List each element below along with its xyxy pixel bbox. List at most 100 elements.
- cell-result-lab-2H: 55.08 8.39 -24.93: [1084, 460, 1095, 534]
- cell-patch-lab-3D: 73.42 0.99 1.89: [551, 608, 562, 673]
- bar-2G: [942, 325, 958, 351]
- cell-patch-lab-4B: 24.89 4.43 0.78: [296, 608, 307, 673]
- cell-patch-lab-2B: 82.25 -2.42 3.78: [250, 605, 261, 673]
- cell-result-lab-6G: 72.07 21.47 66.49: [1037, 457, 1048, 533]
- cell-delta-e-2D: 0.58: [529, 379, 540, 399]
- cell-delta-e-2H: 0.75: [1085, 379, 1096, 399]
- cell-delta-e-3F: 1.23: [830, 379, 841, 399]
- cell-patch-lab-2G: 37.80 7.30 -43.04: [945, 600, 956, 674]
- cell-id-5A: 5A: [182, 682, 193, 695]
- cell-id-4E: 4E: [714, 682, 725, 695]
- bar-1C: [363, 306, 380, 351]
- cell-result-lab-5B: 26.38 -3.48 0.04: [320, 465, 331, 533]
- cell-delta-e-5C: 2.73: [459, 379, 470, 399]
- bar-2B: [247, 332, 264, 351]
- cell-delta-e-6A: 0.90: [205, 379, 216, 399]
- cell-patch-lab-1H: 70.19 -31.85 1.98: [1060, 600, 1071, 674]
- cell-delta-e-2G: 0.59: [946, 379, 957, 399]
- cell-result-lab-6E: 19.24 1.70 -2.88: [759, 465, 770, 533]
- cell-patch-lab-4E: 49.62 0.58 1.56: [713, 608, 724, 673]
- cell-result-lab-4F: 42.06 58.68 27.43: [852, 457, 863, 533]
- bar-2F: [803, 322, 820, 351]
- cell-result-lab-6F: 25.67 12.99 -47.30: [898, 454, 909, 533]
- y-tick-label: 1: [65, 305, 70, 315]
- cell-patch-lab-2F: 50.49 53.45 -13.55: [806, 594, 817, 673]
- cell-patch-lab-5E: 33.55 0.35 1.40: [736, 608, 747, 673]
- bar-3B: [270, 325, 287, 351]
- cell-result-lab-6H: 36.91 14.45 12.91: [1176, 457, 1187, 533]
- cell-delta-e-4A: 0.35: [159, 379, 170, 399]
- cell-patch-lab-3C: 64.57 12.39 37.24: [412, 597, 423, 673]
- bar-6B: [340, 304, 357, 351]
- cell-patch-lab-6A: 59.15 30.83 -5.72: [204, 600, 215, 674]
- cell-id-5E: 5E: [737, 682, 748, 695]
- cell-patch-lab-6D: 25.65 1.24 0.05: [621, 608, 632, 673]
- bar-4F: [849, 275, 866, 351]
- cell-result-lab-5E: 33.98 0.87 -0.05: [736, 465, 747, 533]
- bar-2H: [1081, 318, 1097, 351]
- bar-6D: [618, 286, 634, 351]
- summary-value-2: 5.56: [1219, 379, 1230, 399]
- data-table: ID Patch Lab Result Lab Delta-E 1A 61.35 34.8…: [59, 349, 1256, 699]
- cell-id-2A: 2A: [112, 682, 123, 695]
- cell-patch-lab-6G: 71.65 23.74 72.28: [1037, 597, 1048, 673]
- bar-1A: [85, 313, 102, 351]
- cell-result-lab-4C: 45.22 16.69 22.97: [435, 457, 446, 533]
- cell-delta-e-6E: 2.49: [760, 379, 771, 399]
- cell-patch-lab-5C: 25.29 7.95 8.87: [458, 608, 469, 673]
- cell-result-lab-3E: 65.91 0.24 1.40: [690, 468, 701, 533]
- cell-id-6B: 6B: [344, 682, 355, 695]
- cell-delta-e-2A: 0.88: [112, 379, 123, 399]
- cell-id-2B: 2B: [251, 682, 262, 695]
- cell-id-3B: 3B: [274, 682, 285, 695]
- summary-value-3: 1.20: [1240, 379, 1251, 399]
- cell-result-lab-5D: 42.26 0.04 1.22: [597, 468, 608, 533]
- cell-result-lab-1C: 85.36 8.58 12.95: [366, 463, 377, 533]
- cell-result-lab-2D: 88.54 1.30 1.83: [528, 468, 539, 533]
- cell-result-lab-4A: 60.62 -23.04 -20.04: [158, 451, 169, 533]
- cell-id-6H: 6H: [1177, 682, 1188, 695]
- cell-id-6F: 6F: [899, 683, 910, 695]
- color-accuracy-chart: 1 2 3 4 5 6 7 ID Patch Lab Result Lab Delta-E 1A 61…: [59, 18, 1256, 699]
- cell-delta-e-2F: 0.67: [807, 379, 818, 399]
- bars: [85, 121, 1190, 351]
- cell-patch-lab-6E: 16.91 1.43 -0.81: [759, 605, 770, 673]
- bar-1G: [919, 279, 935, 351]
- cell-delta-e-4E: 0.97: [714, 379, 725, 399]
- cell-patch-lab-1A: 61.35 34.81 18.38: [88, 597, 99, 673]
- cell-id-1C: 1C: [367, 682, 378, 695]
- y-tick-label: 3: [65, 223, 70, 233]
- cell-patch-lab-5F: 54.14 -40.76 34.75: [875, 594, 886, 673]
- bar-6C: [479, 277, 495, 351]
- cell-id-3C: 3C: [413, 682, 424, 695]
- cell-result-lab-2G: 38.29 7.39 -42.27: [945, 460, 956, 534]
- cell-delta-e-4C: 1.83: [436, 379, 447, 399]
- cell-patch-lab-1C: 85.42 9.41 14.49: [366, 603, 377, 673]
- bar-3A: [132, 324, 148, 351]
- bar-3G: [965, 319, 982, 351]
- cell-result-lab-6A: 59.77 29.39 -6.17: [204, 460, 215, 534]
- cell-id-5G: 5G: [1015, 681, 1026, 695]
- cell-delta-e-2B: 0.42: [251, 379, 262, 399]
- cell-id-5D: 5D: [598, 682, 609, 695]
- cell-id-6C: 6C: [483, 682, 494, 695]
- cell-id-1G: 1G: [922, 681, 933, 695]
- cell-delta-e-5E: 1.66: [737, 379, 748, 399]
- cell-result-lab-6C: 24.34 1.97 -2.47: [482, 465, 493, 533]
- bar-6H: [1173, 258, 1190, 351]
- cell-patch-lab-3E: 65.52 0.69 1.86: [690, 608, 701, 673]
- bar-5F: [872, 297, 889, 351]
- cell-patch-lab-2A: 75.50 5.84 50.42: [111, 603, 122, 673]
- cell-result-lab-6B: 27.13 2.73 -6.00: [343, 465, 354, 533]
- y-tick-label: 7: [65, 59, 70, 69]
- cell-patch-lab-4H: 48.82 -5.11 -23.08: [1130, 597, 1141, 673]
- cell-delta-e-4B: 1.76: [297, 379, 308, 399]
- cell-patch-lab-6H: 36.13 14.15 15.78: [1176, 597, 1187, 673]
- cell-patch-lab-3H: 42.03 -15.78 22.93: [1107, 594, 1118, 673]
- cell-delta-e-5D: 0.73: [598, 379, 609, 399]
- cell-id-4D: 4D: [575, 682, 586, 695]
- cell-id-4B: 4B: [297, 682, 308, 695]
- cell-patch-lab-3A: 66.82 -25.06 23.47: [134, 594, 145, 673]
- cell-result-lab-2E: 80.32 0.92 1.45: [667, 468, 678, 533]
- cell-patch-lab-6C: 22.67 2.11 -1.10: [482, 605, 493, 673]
────────
Stated exercise: Reproduce all of the data above line for line, keeping every character unchanged.

Solved problem:
List each element below along with its xyxy pixel bbox. List at most 100 elements.
- cell-result-lab-2H: 55.08 8.39 -24.93: [1084, 460, 1095, 534]
- cell-patch-lab-3D: 73.42 0.99 1.89: [551, 608, 562, 673]
- bar-2G: [942, 325, 958, 351]
- cell-patch-lab-4B: 24.89 4.43 0.78: [296, 608, 307, 673]
- cell-patch-lab-2B: 82.25 -2.42 3.78: [250, 605, 261, 673]
- cell-result-lab-6G: 72.07 21.47 66.49: [1037, 457, 1048, 533]
- cell-delta-e-2D: 0.58: [529, 379, 540, 399]
- cell-delta-e-2H: 0.75: [1085, 379, 1096, 399]
- cell-delta-e-3F: 1.23: [830, 379, 841, 399]
- cell-patch-lab-2G: 37.80 7.30 -43.04: [945, 600, 956, 674]
- cell-id-5A: 5A: [182, 682, 193, 695]
- cell-id-4E: 4E: [714, 682, 725, 695]
- bar-1C: [363, 306, 380, 351]
- cell-result-lab-5B: 26.38 -3.48 0.04: [320, 465, 331, 533]
- cell-delta-e-5C: 2.73: [459, 379, 470, 399]
- bar-2B: [247, 332, 264, 351]
- cell-delta-e-6A: 0.90: [205, 379, 216, 399]
- cell-patch-lab-1H: 70.19 -31.85 1.98: [1060, 600, 1071, 674]
- cell-delta-e-2G: 0.59: [946, 379, 957, 399]
- cell-result-lab-6E: 19.24 1.70 -2.88: [759, 465, 770, 533]
- cell-patch-lab-4E: 49.62 0.58 1.56: [713, 608, 724, 673]
- cell-result-lab-4F: 42.06 58.68 27.43: [852, 457, 863, 533]
- bar-2F: [803, 322, 820, 351]
- cell-result-lab-6F: 25.67 12.99 -47.30: [898, 454, 909, 533]
- y-tick-label: 1: [65, 305, 70, 315]
- cell-patch-lab-2F: 50.49 53.45 -13.55: [806, 594, 817, 673]
- cell-patch-lab-5E: 33.55 0.35 1.40: [736, 608, 747, 673]
- bar-3B: [270, 325, 287, 351]
- cell-result-lab-6H: 36.91 14.45 12.91: [1176, 457, 1187, 533]
- cell-delta-e-4A: 0.35: [159, 379, 170, 399]
- cell-patch-lab-3C: 64.57 12.39 37.24: [412, 597, 423, 673]
- bar-6B: [340, 304, 357, 351]
- cell-patch-lab-6A: 59.15 30.83 -5.72: [204, 600, 215, 674]
- cell-id-5E: 5E: [737, 682, 748, 695]
- cell-patch-lab-6D: 25.65 1.24 0.05: [621, 608, 632, 673]
- bar-4F: [849, 275, 866, 351]
- cell-result-lab-5E: 33.98 0.87 -0.05: [736, 465, 747, 533]
- bar-2H: [1081, 318, 1097, 351]
- bar-6D: [618, 286, 634, 351]
- summary-value-2: 5.56: [1219, 379, 1230, 399]
- data-table: ID Patch Lab Result Lab Delta-E 1A 61.35 34.8…: [59, 349, 1256, 699]
- cell-id-2A: 2A: [112, 682, 123, 695]
- cell-patch-lab-6G: 71.65 23.74 72.28: [1037, 597, 1048, 673]
- bar-1A: [85, 313, 102, 351]
- cell-result-lab-4C: 45.22 16.69 22.97: [435, 457, 446, 533]
- cell-delta-e-6E: 2.49: [760, 379, 771, 399]
- cell-patch-lab-5C: 25.29 7.95 8.87: [458, 608, 469, 673]
- cell-result-lab-3E: 65.91 0.24 1.40: [690, 468, 701, 533]
- cell-id-6B: 6B: [344, 682, 355, 695]
- cell-delta-e-2A: 0.88: [112, 379, 123, 399]
- cell-id-2B: 2B: [251, 682, 262, 695]
- cell-id-3B: 3B: [274, 682, 285, 695]
- summary-value-3: 1.20: [1240, 379, 1251, 399]
- cell-result-lab-5D: 42.26 0.04 1.22: [597, 468, 608, 533]
- cell-result-lab-1C: 85.36 8.58 12.95: [366, 463, 377, 533]
- cell-result-lab-2D: 88.54 1.30 1.83: [528, 468, 539, 533]
- cell-result-lab-4A: 60.62 -23.04 -20.04: [158, 451, 169, 533]
- cell-id-6H: 6H: [1177, 682, 1188, 695]
- cell-id-6F: 6F: [899, 683, 910, 695]
- color-accuracy-chart: 1 2 3 4 5 6 7 ID Patch Lab Result Lab Delta-E 1A 61…: [59, 18, 1256, 699]
- cell-delta-e-2F: 0.67: [807, 379, 818, 399]
- bars: [85, 121, 1190, 351]
- cell-patch-lab-6E: 16.91 1.43 -0.81: [759, 605, 770, 673]
- bar-1G: [919, 279, 935, 351]
- cell-delta-e-4E: 0.97: [714, 379, 725, 399]
- cell-patch-lab-1A: 61.35 34.81 18.38: [88, 597, 99, 673]
- cell-id-1C: 1C: [367, 682, 378, 695]
- y-tick-label: 3: [65, 223, 70, 233]
- cell-patch-lab-5F: 54.14 -40.76 34.75: [875, 594, 886, 673]
- bar-6C: [479, 277, 495, 351]
- cell-id-3C: 3C: [413, 682, 424, 695]
- cell-result-lab-2G: 38.29 7.39 -42.27: [945, 460, 956, 534]
- cell-delta-e-4C: 1.83: [436, 379, 447, 399]
- cell-patch-lab-1C: 85.42 9.41 14.49: [366, 603, 377, 673]
- bar-3A: [132, 324, 148, 351]
- bar-3G: [965, 319, 982, 351]
- cell-result-lab-6A: 59.77 29.39 -6.17: [204, 460, 215, 534]
- cell-id-5G: 5G: [1015, 681, 1026, 695]
- cell-delta-e-2B: 0.42: [251, 379, 262, 399]
- cell-id-5D: 5D: [598, 682, 609, 695]
- cell-id-6C: 6C: [483, 682, 494, 695]
- cell-id-1G: 1G: [922, 681, 933, 695]
- cell-delta-e-5E: 1.66: [737, 379, 748, 399]
- cell-result-lab-6C: 24.34 1.97 -2.47: [482, 465, 493, 533]
- bar-6H: [1173, 258, 1190, 351]
- cell-patch-lab-3E: 65.52 0.69 1.86: [690, 608, 701, 673]
- bar-5F: [872, 297, 889, 351]
- cell-patch-lab-2A: 75.50 5.84 50.42: [111, 603, 122, 673]
- cell-result-lab-6B: 27.13 2.73 -6.00: [343, 465, 354, 533]
- y-tick-label: 7: [65, 59, 70, 69]
- cell-patch-lab-4H: 48.82 -5.11 -23.08: [1130, 597, 1141, 673]
- cell-delta-e-4B: 1.76: [297, 379, 308, 399]
- cell-patch-lab-6H: 36.13 14.15 15.78: [1176, 597, 1187, 673]
- cell-patch-lab-3H: 42.03 -15.78 22.93: [1107, 594, 1118, 673]
- cell-delta-e-5D: 0.73: [598, 379, 609, 399]
- cell-id-4D: 4D: [575, 682, 586, 695]
- cell-id-4B: 4B: [297, 682, 308, 695]
- cell-patch-lab-3A: 66.82 -25.06 23.47: [134, 594, 145, 673]
- cell-result-lab-2E: 80.32 0.92 1.45: [667, 468, 678, 533]
- cell-patch-lab-6C: 22.67 2.11 -1.10: [482, 605, 493, 673]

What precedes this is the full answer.